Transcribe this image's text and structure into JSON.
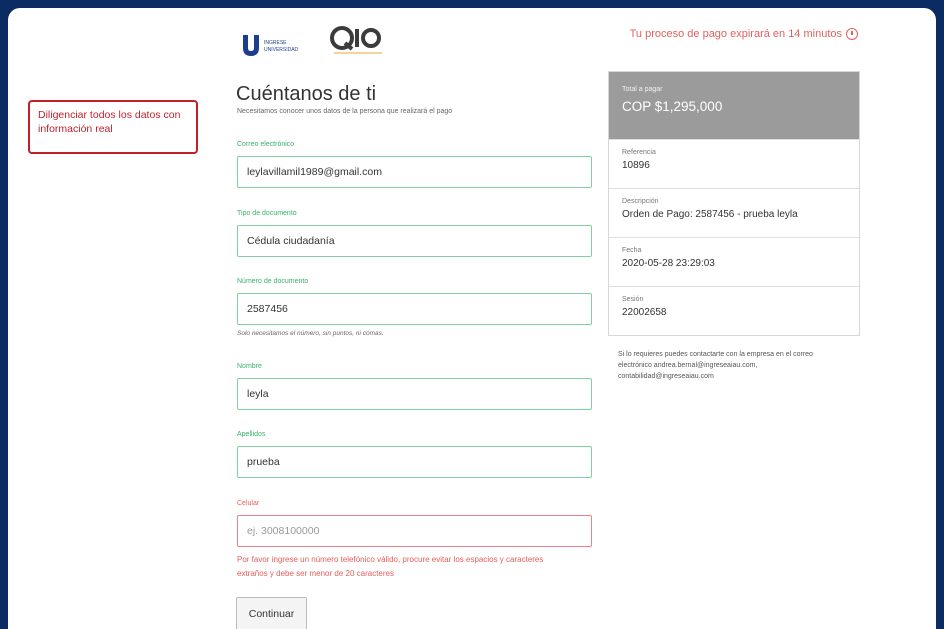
{
  "header": {
    "logo_u_text": "INGRESE UNIVERSIDAD",
    "logo_q_text": "QIO",
    "timer_text": "Tu proceso de pago expirará en 14 minutos"
  },
  "note": {
    "text": "Diligenciar todos los datos con información real"
  },
  "form": {
    "title": "Cuéntanos de ti",
    "subtitle": "Necesitamos conocer unos datos de la persona que realizará el pago",
    "email": {
      "label": "Correo electrónico",
      "value": "leylavillamil1989@gmail.com"
    },
    "doc_type": {
      "label": "Tipo de documento",
      "value": "Cédula ciudadanía"
    },
    "doc_number": {
      "label": "Número de documento",
      "value": "2587456",
      "help": "Solo necesitamos el número, sin puntos, ni comas."
    },
    "first_name": {
      "label": "Nombre",
      "value": "leyla"
    },
    "last_name": {
      "label": "Apellidos",
      "value": "prueba"
    },
    "phone": {
      "label": "Celular",
      "placeholder": "ej. 3008100000",
      "error": "Por favor ingrese un número telefónico válido, procure evitar los espacios y caracteres extraños y debe ser menor de 20 caracteres"
    },
    "submit_label": "Continuar"
  },
  "summary": {
    "total_label": "Total a pagar",
    "total_value": "COP $1,295,000",
    "rows": [
      {
        "label": "Referencia",
        "value": "10896"
      },
      {
        "label": "Descripción",
        "value": "Orden de Pago: 2587456 - prueba leyla"
      },
      {
        "label": "Fecha",
        "value": "2020-05-28 23:29:03"
      },
      {
        "label": "Sesión",
        "value": "22002658"
      }
    ],
    "contact_text": "Si lo requieres puedes contactarte con la empresa en el correo electrónico andrea.bernal@ingreseaiau.com, contabilidad@ingreseaiau.com"
  },
  "colors": {
    "background": "#0b2c63",
    "accent_green": "#38b26a",
    "error_red": "#e4605e",
    "note_red": "#c21f2c"
  }
}
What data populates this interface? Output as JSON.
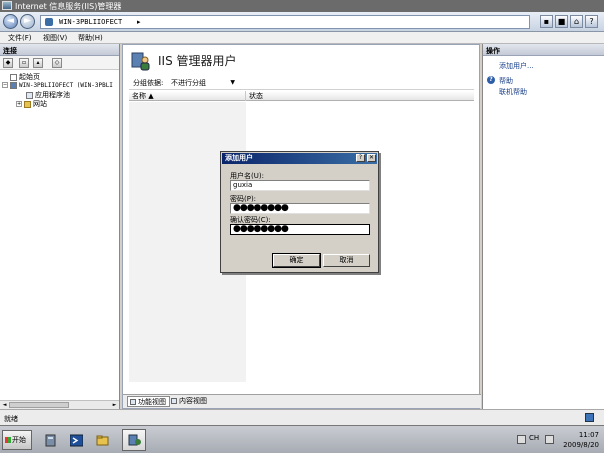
{
  "window": {
    "title": "Internet 信息服务(IIS)管理器"
  },
  "address": {
    "crumbs": [
      "WIN-3PBLIIOFECT",
      "▸"
    ]
  },
  "menu": {
    "items": [
      "文件(F)",
      "视图(V)",
      "帮助(H)"
    ]
  },
  "connections": {
    "header": "连接",
    "tree": [
      {
        "label": "起始页"
      },
      {
        "label": "WIN-3PBLIIOFECT (WIN-3PBLI"
      },
      {
        "label": "应用程序池"
      },
      {
        "label": "网站"
      }
    ]
  },
  "feature": {
    "title": "IIS 管理器用户",
    "group_label": "分组依据:",
    "group_value": "不进行分组",
    "columns": [
      "名称 ▲",
      "状态"
    ],
    "tabs": [
      "功能视图",
      "内容视图"
    ]
  },
  "actions": {
    "header": "操作",
    "items": [
      "添加用户...",
      "帮助",
      "联机帮助"
    ]
  },
  "status": {
    "text": "就绪"
  },
  "dialog": {
    "title": "添加用户",
    "help_btn": "?",
    "close_btn": "✕",
    "username_label": "用户名(U):",
    "username_value": "guxia",
    "password_label": "密码(P):",
    "password_value": "●●●●●●●●",
    "confirm_label": "确认密码(C):",
    "confirm_value": "●●●●●●●●",
    "ok": "确定",
    "cancel": "取消"
  },
  "taskbar": {
    "start": "开始",
    "clock_time": "11:07",
    "clock_date": "2009/8/20"
  }
}
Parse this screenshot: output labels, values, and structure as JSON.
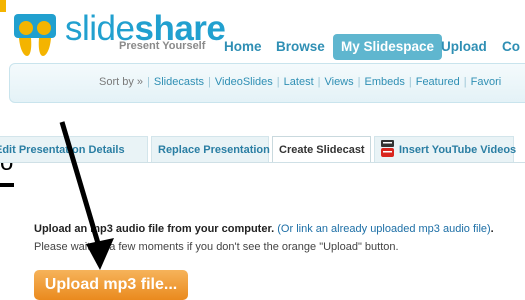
{
  "brand": {
    "name_light": "slide",
    "name_bold": "share",
    "tagline": "Present Yourself",
    "color": "#21a0cf"
  },
  "topnav": {
    "items": [
      "Home",
      "Browse",
      "My Slidespace",
      "Upload",
      "Co"
    ],
    "active": "My Slidespace"
  },
  "sortbar": {
    "label": "Sort by »",
    "links": [
      "Slidecasts",
      "VideoSlides",
      "Latest",
      "Views",
      "Embeds",
      "Featured",
      "Favori"
    ]
  },
  "tabs": [
    {
      "label": "Edit Presentation Details"
    },
    {
      "label": "Replace Presentation"
    },
    {
      "label": "Create Slidecast",
      "active": true
    },
    {
      "label": "Insert YouTube Videos",
      "icon": "youtube-icon"
    }
  ],
  "left_text": "o",
  "content": {
    "line1_bold": "Upload an mp3 audio file from your computer.",
    "line1_link": "(Or link an already uploaded mp3 audio file)",
    "line1_end": ".",
    "line2": "Please wait for a few moments if you don't see the orange \"Upload\" button.",
    "button_label": "Upload mp3 file..."
  },
  "colors": {
    "accent": "#21a0cf",
    "nav_active_bg": "#5fb6cf",
    "button_orange": "#ea8a1e",
    "arrow": "#000000"
  }
}
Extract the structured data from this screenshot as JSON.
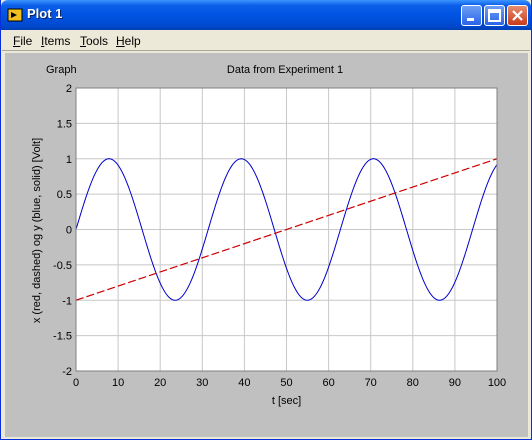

◆ ◆ ◆ ◆

PROMPT
Quote the records above in full, dropping each picture.

THE ANSWER
Transcribe this image's text and structure into JSON.
{
  "header": {
    "logo_u_text": "INGRESE UNIVERSIDAD",
    "logo_q_text": "QIO",
    "timer_text": "Tu proceso de pago expirará en 14 minutos"
  },
  "note": {
    "text": "Diligenciar todos los datos con información real"
  },
  "form": {
    "title": "Cuéntanos de ti",
    "subtitle": "Necesitamos conocer unos datos de la persona que realizará el pago",
    "email": {
      "label": "Correo electrónico",
      "value": "leylavillamil1989@gmail.com"
    },
    "doc_type": {
      "label": "Tipo de documento",
      "value": "Cédula ciudadanía"
    },
    "doc_number": {
      "label": "Número de documento",
      "value": "2587456",
      "help": "Solo necesitamos el número, sin puntos, ni comas."
    },
    "first_name": {
      "label": "Nombre",
      "value": "leyla"
    },
    "last_name": {
      "label": "Apellidos",
      "value": "prueba"
    },
    "phone": {
      "label": "Celular",
      "placeholder": "ej. 3008100000",
      "error": "Por favor ingrese un número telefónico válido, procure evitar los espacios y caracteres extraños y debe ser menor de 20 caracteres"
    },
    "submit_label": "Continuar"
  },
  "summary": {
    "total_label": "Total a pagar",
    "total_value": "COP $1,295,000",
    "rows": [
      {
        "label": "Referencia",
        "value": "10896"
      },
      {
        "label": "Descripción",
        "value": "Orden de Pago: 2587456 - prueba leyla"
      },
      {
        "label": "Fecha",
        "value": "2020-05-28 23:29:03"
      },
      {
        "label": "Sesión",
        "value": "22002658"
      }
    ],
    "contact_text": "Si lo requieres puedes contactarte con la empresa en el correo electrónico andrea.bernal@ingreseaiau.com, contabilidad@ingreseaiau.com"
  },
  "colors": {
    "background": "#0b2c63",
    "accent_green": "#38b26a",
    "error_red": "#e4605e",
    "note_red": "#c21f2c"
  }
}
What data populates this interface? Output as JSON.
{
  "window": {
    "title": "Internet 信息服务(IIS)管理器"
  },
  "address": {
    "crumbs": [
      "WIN-3PBLIIOFECT",
      "▸"
    ]
  },
  "menu": {
    "items": [
      "文件(F)",
      "视图(V)",
      "帮助(H)"
    ]
  },
  "connections": {
    "header": "连接",
    "tree": [
      {
        "label": "起始页"
      },
      {
        "label": "WIN-3PBLIIOFECT (WIN-3PBLI"
      },
      {
        "label": "应用程序池"
      },
      {
        "label": "网站"
      }
    ]
  },
  "feature": {
    "title": "IIS 管理器用户",
    "group_label": "分组依据:",
    "group_value": "不进行分组",
    "columns": [
      "名称 ▲",
      "状态"
    ],
    "tabs": [
      "功能视图",
      "内容视图"
    ]
  },
  "actions": {
    "header": "操作",
    "items": [
      "添加用户...",
      "帮助",
      "联机帮助"
    ]
  },
  "status": {
    "text": "就绪"
  },
  "dialog": {
    "title": "添加用户",
    "help_btn": "?",
    "close_btn": "✕",
    "username_label": "用户名(U):",
    "username_value": "guxia",
    "password_label": "密码(P):",
    "password_value": "●●●●●●●●",
    "confirm_label": "确认密码(C):",
    "confirm_value": "●●●●●●●●",
    "ok": "确定",
    "cancel": "取消"
  },
  "taskbar": {
    "start": "开始",
    "clock_time": "11:07",
    "clock_date": "2009/8/20"
  }
}
Parse this screenshot: output labels, values, and structure as JSON.
{
  "brand": {
    "name_light": "slide",
    "name_bold": "share",
    "tagline": "Present Yourself",
    "color": "#21a0cf"
  },
  "topnav": {
    "items": [
      "Home",
      "Browse",
      "My Slidespace",
      "Upload",
      "Co"
    ],
    "active": "My Slidespace"
  },
  "sortbar": {
    "label": "Sort by »",
    "links": [
      "Slidecasts",
      "VideoSlides",
      "Latest",
      "Views",
      "Embeds",
      "Featured",
      "Favori"
    ]
  },
  "tabs": [
    {
      "label": "Edit Presentation Details"
    },
    {
      "label": "Replace Presentation"
    },
    {
      "label": "Create Slidecast",
      "active": true
    },
    {
      "label": "Insert YouTube Videos",
      "icon": "youtube-icon"
    }
  ],
  "left_text": "o",
  "content": {
    "line1_bold": "Upload an mp3 audio file from your computer.",
    "line1_link": "(Or link an already uploaded mp3 audio file)",
    "line1_end": ".",
    "line2": "Please wait for a few moments if you don't see the orange \"Upload\" button.",
    "button_label": "Upload mp3 file..."
  },
  "colors": {
    "accent": "#21a0cf",
    "nav_active_bg": "#5fb6cf",
    "button_orange": "#ea8a1e",
    "arrow": "#000000"
  }
}
Extract the structured data from this screenshot as JSON.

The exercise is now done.